### YOUR TASK
Transcribe all records exactly.

================

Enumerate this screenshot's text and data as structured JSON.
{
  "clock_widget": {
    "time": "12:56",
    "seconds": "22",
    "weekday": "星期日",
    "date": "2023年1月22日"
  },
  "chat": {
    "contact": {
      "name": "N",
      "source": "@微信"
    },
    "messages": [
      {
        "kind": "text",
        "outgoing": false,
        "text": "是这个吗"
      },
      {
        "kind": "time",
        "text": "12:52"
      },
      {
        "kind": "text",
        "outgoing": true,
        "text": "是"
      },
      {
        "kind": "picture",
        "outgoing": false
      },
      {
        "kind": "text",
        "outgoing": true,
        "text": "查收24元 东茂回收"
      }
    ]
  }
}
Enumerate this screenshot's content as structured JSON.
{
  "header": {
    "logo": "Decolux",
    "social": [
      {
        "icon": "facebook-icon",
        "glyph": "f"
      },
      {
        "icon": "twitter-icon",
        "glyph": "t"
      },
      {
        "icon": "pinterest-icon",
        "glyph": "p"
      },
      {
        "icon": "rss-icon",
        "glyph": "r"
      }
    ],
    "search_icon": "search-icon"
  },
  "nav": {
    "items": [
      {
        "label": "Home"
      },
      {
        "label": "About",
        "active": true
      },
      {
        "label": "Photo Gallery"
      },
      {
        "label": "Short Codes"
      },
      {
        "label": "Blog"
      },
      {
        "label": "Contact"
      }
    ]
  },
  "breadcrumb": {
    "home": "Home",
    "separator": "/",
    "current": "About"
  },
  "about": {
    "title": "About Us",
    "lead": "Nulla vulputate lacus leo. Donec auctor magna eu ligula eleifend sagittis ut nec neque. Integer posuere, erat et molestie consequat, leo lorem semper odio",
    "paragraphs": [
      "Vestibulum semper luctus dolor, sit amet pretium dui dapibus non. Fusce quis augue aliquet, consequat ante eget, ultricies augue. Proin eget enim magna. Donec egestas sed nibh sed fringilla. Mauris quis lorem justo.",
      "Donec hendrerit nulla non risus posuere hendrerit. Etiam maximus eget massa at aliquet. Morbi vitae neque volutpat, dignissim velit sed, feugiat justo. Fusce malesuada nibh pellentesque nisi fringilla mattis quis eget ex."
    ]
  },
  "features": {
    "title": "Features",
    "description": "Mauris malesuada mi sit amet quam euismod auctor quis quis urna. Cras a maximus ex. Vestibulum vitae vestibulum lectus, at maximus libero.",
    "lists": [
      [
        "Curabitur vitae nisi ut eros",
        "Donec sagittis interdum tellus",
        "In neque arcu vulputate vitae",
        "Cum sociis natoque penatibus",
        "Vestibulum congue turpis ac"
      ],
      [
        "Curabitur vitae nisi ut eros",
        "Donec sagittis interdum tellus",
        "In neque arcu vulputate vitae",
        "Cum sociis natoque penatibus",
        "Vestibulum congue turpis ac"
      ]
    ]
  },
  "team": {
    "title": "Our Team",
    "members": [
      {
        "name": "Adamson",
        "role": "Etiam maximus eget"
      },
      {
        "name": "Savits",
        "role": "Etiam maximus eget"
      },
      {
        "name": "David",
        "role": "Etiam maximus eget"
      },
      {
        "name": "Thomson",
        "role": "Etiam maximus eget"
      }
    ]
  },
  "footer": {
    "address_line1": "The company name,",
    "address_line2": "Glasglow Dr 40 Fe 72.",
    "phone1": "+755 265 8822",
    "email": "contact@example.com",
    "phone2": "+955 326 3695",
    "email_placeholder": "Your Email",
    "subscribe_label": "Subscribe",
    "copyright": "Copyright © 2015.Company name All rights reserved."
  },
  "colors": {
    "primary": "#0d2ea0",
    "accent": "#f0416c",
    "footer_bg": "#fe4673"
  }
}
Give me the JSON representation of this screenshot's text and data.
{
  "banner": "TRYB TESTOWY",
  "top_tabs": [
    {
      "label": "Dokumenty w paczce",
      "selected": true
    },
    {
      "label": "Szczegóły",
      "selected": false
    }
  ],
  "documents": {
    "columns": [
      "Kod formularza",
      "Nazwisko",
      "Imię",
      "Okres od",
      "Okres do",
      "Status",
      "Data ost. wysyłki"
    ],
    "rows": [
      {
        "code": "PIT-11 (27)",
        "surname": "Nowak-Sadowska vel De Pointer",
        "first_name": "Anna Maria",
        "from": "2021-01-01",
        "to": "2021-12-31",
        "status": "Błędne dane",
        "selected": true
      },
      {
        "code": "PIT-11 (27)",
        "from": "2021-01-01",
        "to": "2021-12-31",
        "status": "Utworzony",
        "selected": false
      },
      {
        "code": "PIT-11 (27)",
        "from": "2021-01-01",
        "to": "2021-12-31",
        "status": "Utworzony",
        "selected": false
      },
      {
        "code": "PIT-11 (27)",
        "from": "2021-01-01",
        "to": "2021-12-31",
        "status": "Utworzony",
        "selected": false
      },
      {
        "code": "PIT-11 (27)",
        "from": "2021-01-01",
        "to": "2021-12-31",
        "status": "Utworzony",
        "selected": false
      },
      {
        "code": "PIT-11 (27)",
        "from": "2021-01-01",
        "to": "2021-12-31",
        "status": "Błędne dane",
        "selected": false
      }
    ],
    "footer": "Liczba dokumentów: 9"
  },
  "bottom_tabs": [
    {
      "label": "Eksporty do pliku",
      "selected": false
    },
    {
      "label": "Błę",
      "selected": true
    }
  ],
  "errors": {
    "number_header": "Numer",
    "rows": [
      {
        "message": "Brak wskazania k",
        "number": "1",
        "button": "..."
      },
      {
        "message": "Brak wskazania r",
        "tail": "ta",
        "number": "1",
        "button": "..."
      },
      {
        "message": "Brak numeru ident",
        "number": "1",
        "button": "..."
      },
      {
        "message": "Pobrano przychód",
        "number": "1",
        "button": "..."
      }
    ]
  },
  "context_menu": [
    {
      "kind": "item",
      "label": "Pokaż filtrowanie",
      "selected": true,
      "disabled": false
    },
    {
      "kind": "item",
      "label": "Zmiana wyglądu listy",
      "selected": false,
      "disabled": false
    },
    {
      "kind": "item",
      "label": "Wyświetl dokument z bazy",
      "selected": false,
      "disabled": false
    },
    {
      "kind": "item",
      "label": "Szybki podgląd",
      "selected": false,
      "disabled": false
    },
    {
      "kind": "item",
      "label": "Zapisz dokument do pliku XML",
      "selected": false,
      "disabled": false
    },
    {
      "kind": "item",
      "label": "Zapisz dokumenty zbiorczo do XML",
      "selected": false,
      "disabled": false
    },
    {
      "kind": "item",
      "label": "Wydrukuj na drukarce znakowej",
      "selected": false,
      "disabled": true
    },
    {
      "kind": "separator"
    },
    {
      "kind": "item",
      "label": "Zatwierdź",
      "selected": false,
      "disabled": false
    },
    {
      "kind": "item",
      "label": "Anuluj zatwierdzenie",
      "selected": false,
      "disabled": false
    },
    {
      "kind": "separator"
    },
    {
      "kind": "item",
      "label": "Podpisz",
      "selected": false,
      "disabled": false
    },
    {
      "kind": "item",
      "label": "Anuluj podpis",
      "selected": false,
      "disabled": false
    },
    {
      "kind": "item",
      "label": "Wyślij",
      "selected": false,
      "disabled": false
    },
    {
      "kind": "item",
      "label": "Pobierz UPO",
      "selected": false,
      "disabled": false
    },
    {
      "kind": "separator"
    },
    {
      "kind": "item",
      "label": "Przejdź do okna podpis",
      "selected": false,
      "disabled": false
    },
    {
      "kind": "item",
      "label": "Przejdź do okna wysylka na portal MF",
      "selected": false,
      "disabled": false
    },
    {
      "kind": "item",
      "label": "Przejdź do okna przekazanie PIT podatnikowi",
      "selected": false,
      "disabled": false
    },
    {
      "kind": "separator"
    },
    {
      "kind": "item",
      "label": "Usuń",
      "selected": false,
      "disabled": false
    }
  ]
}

================

### TASK RESPONSE
Enumerate this screenshot's text and data as structured JSON.
{
  "clock_widget": {
    "time": "12:56",
    "seconds": "22",
    "weekday": "星期日",
    "date": "2023年1月22日"
  },
  "chat": {
    "contact": {
      "name": "N",
      "source": "@微信"
    },
    "messages": [
      {
        "kind": "text",
        "outgoing": false,
        "text": "是这个吗"
      },
      {
        "kind": "time",
        "text": "12:52"
      },
      {
        "kind": "text",
        "outgoing": true,
        "text": "是"
      },
      {
        "kind": "picture",
        "outgoing": false
      },
      {
        "kind": "text",
        "outgoing": true,
        "text": "查收24元 东茂回收"
      }
    ]
  }
}
Enumerate this screenshot's content as structured JSON.
{
  "header": {
    "logo": "Decolux",
    "social": [
      {
        "icon": "facebook-icon",
        "glyph": "f"
      },
      {
        "icon": "twitter-icon",
        "glyph": "t"
      },
      {
        "icon": "pinterest-icon",
        "glyph": "p"
      },
      {
        "icon": "rss-icon",
        "glyph": "r"
      }
    ],
    "search_icon": "search-icon"
  },
  "nav": {
    "items": [
      {
        "label": "Home"
      },
      {
        "label": "About",
        "active": true
      },
      {
        "label": "Photo Gallery"
      },
      {
        "label": "Short Codes"
      },
      {
        "label": "Blog"
      },
      {
        "label": "Contact"
      }
    ]
  },
  "breadcrumb": {
    "home": "Home",
    "separator": "/",
    "current": "About"
  },
  "about": {
    "title": "About Us",
    "lead": "Nulla vulputate lacus leo. Donec auctor magna eu ligula eleifend sagittis ut nec neque. Integer posuere, erat et molestie consequat, leo lorem semper odio",
    "paragraphs": [
      "Vestibulum semper luctus dolor, sit amet pretium dui dapibus non. Fusce quis augue aliquet, consequat ante eget, ultricies augue. Proin eget enim magna. Donec egestas sed nibh sed fringilla. Mauris quis lorem justo.",
      "Donec hendrerit nulla non risus posuere hendrerit. Etiam maximus eget massa at aliquet. Morbi vitae neque volutpat, dignissim velit sed, feugiat justo. Fusce malesuada nibh pellentesque nisi fringilla mattis quis eget ex."
    ]
  },
  "features": {
    "title": "Features",
    "description": "Mauris malesuada mi sit amet quam euismod auctor quis quis urna. Cras a maximus ex. Vestibulum vitae vestibulum lectus, at maximus libero.",
    "lists": [
      [
        "Curabitur vitae nisi ut eros",
        "Donec sagittis interdum tellus",
        "In neque arcu vulputate vitae",
        "Cum sociis natoque penatibus",
        "Vestibulum congue turpis ac"
      ],
      [
        "Curabitur vitae nisi ut eros",
        "Donec sagittis interdum tellus",
        "In neque arcu vulputate vitae",
        "Cum sociis natoque penatibus",
        "Vestibulum congue turpis ac"
      ]
    ]
  },
  "team": {
    "title": "Our Team",
    "members": [
      {
        "name": "Adamson",
        "role": "Etiam maximus eget"
      },
      {
        "name": "Savits",
        "role": "Etiam maximus eget"
      },
      {
        "name": "David",
        "role": "Etiam maximus eget"
      },
      {
        "name": "Thomson",
        "role": "Etiam maximus eget"
      }
    ]
  },
  "footer": {
    "address_line1": "The company name,",
    "address_line2": "Glasglow Dr 40 Fe 72.",
    "phone1": "+755 265 8822",
    "email": "contact@example.com",
    "phone2": "+955 326 3695",
    "email_placeholder": "Your Email",
    "subscribe_label": "Subscribe",
    "copyright": "Copyright © 2015.Company name All rights reserved."
  },
  "colors": {
    "primary": "#0d2ea0",
    "accent": "#f0416c",
    "footer_bg": "#fe4673"
  }
}
Give me the JSON representation of this screenshot's text and data.
{
  "banner": "TRYB TESTOWY",
  "top_tabs": [
    {
      "label": "Dokumenty w paczce",
      "selected": true
    },
    {
      "label": "Szczegóły",
      "selected": false
    }
  ],
  "documents": {
    "columns": [
      "Kod formularza",
      "Nazwisko",
      "Imię",
      "Okres od",
      "Okres do",
      "Status",
      "Data ost. wysyłki"
    ],
    "rows": [
      {
        "code": "PIT-11 (27)",
        "surname": "Nowak-Sadowska vel De Pointer",
        "first_name": "Anna Maria",
        "from": "2021-01-01",
        "to": "2021-12-31",
        "status": "Błędne dane",
        "selected": true
      },
      {
        "code": "PIT-11 (27)",
        "from": "2021-01-01",
        "to": "2021-12-31",
        "status": "Utworzony",
        "selected": false
      },
      {
        "code": "PIT-11 (27)",
        "from": "2021-01-01",
        "to": "2021-12-31",
        "status": "Utworzony",
        "selected": false
      },
      {
        "code": "PIT-11 (27)",
        "from": "2021-01-01",
        "to": "2021-12-31",
        "status": "Utworzony",
        "selected": false
      },
      {
        "code": "PIT-11 (27)",
        "from": "2021-01-01",
        "to": "2021-12-31",
        "status": "Utworzony",
        "selected": false
      },
      {
        "code": "PIT-11 (27)",
        "from": "2021-01-01",
        "to": "2021-12-31",
        "status": "Błędne dane",
        "selected": false
      }
    ],
    "footer": "Liczba dokumentów: 9"
  },
  "bottom_tabs": [
    {
      "label": "Eksporty do pliku",
      "selected": false
    },
    {
      "label": "Błę",
      "selected": true
    }
  ],
  "errors": {
    "number_header": "Numer",
    "rows": [
      {
        "message": "Brak wskazania k",
        "number": "1",
        "button": "..."
      },
      {
        "message": "Brak wskazania r",
        "tail": "ta",
        "number": "1",
        "button": "..."
      },
      {
        "message": "Brak numeru ident",
        "number": "1",
        "button": "..."
      },
      {
        "message": "Pobrano przychód",
        "number": "1",
        "button": "..."
      }
    ]
  },
  "context_menu": [
    {
      "kind": "item",
      "label": "Pokaż filtrowanie",
      "selected": true,
      "disabled": false
    },
    {
      "kind": "item",
      "label": "Zmiana wyglądu listy",
      "selected": false,
      "disabled": false
    },
    {
      "kind": "item",
      "label": "Wyświetl dokument z bazy",
      "selected": false,
      "disabled": false
    },
    {
      "kind": "item",
      "label": "Szybki podgląd",
      "selected": false,
      "disabled": false
    },
    {
      "kind": "item",
      "label": "Zapisz dokument do pliku XML",
      "selected": false,
      "disabled": false
    },
    {
      "kind": "item",
      "label": "Zapisz dokumenty zbiorczo do XML",
      "selected": false,
      "disabled": false
    },
    {
      "kind": "item",
      "label": "Wydrukuj na drukarce znakowej",
      "selected": false,
      "disabled": true
    },
    {
      "kind": "separator"
    },
    {
      "kind": "item",
      "label": "Zatwierdź",
      "selected": false,
      "disabled": false
    },
    {
      "kind": "item",
      "label": "Anuluj zatwierdzenie",
      "selected": false,
      "disabled": false
    },
    {
      "kind": "separator"
    },
    {
      "kind": "item",
      "label": "Podpisz",
      "selected": false,
      "disabled": false
    },
    {
      "kind": "item",
      "label": "Anuluj podpis",
      "selected": false,
      "disabled": false
    },
    {
      "kind": "item",
      "label": "Wyślij",
      "selected": false,
      "disabled": false
    },
    {
      "kind": "item",
      "label": "Pobierz UPO",
      "selected": false,
      "disabled": false
    },
    {
      "kind": "separator"
    },
    {
      "kind": "item",
      "label": "Przejdź do okna podpis",
      "selected": false,
      "disabled": false
    },
    {
      "kind": "item",
      "label": "Przejdź do okna wysylka na portal MF",
      "selected": false,
      "disabled": false
    },
    {
      "kind": "item",
      "label": "Przejdź do okna przekazanie PIT podatnikowi",
      "selected": false,
      "disabled": false
    },
    {
      "kind": "separator"
    },
    {
      "kind": "item",
      "label": "Usuń",
      "selected": false,
      "disabled": false
    }
  ]
}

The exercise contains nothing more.